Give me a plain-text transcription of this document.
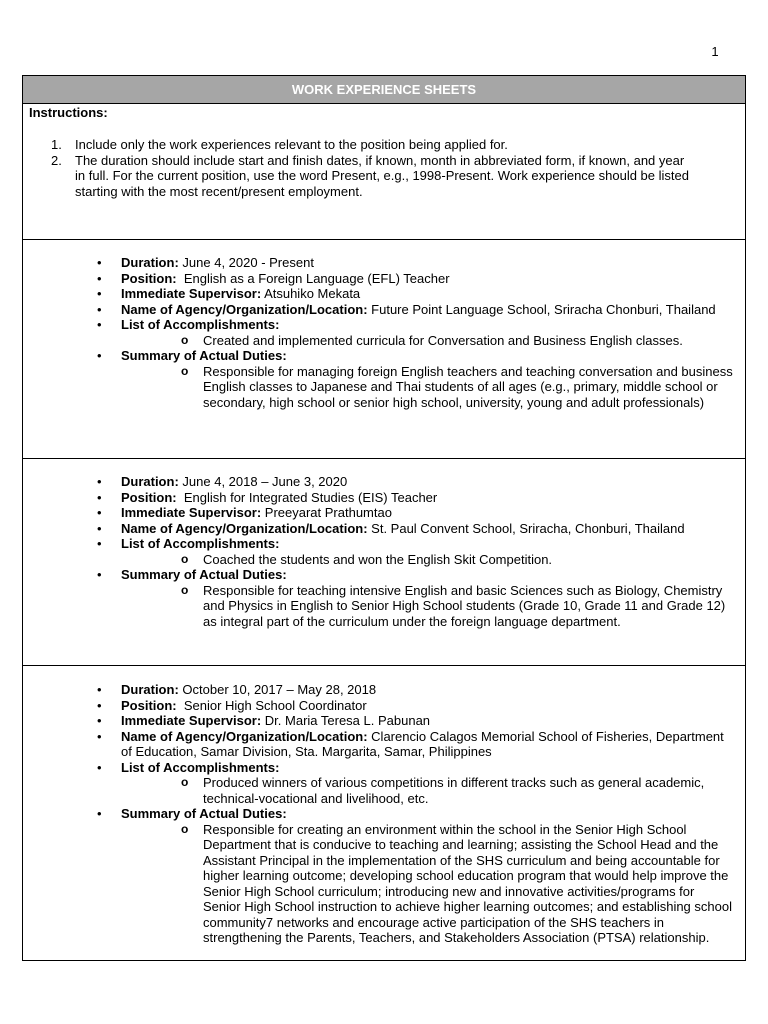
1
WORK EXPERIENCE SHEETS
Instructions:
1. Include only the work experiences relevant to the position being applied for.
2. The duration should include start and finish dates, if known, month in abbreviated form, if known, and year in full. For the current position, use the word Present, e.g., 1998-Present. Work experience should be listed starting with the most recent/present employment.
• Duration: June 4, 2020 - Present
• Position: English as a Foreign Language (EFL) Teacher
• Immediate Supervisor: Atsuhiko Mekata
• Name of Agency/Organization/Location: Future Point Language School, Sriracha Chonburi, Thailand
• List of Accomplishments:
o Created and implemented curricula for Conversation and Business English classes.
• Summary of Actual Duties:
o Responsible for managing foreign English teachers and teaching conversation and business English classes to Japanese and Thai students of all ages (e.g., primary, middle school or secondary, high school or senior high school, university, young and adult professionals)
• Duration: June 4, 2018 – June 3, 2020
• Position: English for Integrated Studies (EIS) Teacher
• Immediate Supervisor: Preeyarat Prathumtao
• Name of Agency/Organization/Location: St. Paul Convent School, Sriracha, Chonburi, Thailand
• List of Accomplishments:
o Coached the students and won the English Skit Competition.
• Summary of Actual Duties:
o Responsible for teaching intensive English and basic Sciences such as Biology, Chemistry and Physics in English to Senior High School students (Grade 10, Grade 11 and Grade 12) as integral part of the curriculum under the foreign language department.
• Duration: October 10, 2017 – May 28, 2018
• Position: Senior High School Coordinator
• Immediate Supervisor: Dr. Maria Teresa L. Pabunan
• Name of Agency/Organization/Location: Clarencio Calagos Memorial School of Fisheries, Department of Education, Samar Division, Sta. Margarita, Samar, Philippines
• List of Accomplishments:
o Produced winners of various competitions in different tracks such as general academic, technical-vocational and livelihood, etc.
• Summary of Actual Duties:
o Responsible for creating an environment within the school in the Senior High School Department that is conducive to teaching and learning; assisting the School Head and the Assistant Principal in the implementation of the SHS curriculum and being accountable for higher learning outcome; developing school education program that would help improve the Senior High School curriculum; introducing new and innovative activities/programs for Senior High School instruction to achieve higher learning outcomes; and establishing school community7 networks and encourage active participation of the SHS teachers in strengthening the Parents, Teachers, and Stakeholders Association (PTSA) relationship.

---

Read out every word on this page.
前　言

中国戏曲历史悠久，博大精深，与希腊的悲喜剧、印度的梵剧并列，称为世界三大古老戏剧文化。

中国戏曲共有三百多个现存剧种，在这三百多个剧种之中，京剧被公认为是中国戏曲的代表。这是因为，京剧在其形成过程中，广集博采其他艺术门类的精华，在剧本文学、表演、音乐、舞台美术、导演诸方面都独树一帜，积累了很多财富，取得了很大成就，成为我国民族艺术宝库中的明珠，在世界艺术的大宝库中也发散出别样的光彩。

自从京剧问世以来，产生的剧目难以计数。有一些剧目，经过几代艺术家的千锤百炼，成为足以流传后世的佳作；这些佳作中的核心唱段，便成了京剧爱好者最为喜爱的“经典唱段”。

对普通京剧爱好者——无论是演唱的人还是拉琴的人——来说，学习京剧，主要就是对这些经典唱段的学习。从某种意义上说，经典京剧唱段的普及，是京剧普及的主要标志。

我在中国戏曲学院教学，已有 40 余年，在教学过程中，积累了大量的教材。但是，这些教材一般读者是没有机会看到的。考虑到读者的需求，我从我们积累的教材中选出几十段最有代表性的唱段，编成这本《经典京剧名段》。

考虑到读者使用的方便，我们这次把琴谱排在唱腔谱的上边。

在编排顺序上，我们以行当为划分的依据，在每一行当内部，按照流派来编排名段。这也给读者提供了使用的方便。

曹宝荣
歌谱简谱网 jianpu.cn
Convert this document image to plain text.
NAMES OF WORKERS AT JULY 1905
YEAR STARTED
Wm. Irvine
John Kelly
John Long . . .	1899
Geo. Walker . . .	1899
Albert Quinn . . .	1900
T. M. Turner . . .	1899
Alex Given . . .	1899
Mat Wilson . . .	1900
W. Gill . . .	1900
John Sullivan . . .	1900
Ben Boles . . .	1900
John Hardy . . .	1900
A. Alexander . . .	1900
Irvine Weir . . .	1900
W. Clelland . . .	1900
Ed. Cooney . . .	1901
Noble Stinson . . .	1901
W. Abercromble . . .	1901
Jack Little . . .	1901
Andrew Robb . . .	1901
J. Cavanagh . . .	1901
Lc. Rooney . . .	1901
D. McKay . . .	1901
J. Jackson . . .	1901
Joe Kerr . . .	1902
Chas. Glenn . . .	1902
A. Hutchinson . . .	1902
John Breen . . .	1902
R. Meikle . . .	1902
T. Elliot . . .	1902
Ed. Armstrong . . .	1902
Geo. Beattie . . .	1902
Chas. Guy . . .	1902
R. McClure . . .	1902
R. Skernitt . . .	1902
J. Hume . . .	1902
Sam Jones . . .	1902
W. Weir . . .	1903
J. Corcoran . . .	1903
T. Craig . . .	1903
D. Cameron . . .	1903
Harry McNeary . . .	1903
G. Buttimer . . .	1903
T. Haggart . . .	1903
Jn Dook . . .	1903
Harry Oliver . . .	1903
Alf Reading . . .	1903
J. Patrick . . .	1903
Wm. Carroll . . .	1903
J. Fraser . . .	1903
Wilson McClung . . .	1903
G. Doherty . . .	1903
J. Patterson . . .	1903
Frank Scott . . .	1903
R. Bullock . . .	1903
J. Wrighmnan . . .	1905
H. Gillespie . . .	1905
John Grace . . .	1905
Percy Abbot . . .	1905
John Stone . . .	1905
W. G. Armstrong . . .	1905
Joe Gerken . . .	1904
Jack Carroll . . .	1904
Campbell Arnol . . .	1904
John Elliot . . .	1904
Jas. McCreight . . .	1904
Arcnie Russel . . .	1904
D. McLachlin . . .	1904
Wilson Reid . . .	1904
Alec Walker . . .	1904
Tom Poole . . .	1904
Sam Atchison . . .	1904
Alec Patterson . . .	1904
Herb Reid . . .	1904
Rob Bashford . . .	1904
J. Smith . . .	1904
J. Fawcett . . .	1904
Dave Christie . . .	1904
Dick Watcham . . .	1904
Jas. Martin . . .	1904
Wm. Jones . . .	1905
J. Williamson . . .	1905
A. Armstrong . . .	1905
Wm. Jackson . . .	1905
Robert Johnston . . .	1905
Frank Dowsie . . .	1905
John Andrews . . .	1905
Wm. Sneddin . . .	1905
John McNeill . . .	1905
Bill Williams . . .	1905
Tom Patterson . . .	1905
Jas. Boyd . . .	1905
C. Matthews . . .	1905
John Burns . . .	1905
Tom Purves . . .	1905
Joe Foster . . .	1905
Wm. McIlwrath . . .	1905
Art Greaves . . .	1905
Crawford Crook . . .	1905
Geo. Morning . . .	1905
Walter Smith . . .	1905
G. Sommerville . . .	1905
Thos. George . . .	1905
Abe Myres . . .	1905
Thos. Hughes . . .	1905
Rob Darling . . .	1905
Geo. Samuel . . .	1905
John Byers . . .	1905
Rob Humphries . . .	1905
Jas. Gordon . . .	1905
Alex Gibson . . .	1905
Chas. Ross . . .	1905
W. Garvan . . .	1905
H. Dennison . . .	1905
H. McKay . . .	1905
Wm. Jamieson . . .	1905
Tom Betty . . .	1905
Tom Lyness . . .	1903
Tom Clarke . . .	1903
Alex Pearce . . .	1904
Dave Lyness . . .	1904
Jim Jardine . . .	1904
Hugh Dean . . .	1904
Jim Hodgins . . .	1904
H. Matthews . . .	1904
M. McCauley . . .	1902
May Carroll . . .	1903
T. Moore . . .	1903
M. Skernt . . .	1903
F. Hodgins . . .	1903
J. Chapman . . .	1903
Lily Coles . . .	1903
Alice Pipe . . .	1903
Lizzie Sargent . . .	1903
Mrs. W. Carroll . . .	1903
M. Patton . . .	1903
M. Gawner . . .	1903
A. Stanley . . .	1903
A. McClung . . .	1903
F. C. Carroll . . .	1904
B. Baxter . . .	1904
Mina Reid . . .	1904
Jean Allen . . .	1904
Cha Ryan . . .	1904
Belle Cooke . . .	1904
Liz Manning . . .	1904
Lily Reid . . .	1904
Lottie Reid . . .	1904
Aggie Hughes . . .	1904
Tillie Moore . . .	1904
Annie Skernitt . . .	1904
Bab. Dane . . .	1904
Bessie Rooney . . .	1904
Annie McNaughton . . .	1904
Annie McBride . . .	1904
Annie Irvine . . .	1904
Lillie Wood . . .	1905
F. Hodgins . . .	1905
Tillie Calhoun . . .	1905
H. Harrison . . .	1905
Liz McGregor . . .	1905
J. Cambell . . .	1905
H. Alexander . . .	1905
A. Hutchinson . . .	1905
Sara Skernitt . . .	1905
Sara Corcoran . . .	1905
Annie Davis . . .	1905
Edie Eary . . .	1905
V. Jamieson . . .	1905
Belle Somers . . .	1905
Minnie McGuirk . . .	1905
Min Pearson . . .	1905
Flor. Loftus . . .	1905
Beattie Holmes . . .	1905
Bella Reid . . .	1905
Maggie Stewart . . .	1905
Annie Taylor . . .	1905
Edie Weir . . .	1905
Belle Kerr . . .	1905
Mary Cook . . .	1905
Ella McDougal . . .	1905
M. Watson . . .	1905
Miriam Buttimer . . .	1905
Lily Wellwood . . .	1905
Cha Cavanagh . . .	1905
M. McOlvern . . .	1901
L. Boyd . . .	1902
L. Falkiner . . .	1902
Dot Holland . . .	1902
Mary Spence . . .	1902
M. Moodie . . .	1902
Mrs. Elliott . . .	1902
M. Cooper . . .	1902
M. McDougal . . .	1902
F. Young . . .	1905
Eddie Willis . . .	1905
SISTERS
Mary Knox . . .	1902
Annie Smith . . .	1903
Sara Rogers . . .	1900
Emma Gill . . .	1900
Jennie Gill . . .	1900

* * *

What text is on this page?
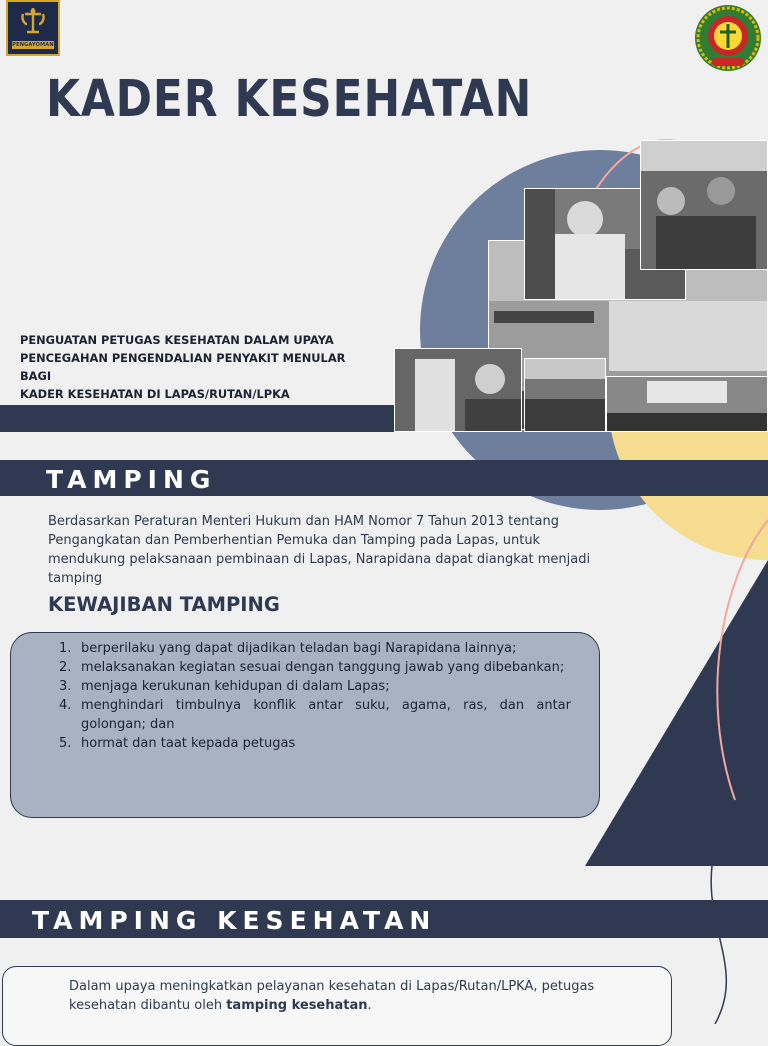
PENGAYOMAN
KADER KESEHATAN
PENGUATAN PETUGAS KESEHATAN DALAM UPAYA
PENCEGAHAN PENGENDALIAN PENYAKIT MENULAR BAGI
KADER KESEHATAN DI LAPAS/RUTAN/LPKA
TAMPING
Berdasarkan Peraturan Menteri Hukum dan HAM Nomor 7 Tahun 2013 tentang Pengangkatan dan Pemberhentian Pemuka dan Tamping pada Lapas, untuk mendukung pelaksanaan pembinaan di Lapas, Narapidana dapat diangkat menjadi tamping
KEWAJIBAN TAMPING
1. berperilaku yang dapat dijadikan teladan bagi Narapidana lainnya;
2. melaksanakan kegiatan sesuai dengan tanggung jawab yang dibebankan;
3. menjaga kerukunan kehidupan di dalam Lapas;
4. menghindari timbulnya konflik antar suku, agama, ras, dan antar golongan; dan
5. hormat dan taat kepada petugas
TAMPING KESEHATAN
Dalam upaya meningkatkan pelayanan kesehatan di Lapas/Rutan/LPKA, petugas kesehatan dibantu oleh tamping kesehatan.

* _Given request_
Count how many lines of the data include the word "Reid". Your reply should be that number alone.

* _Task response_
6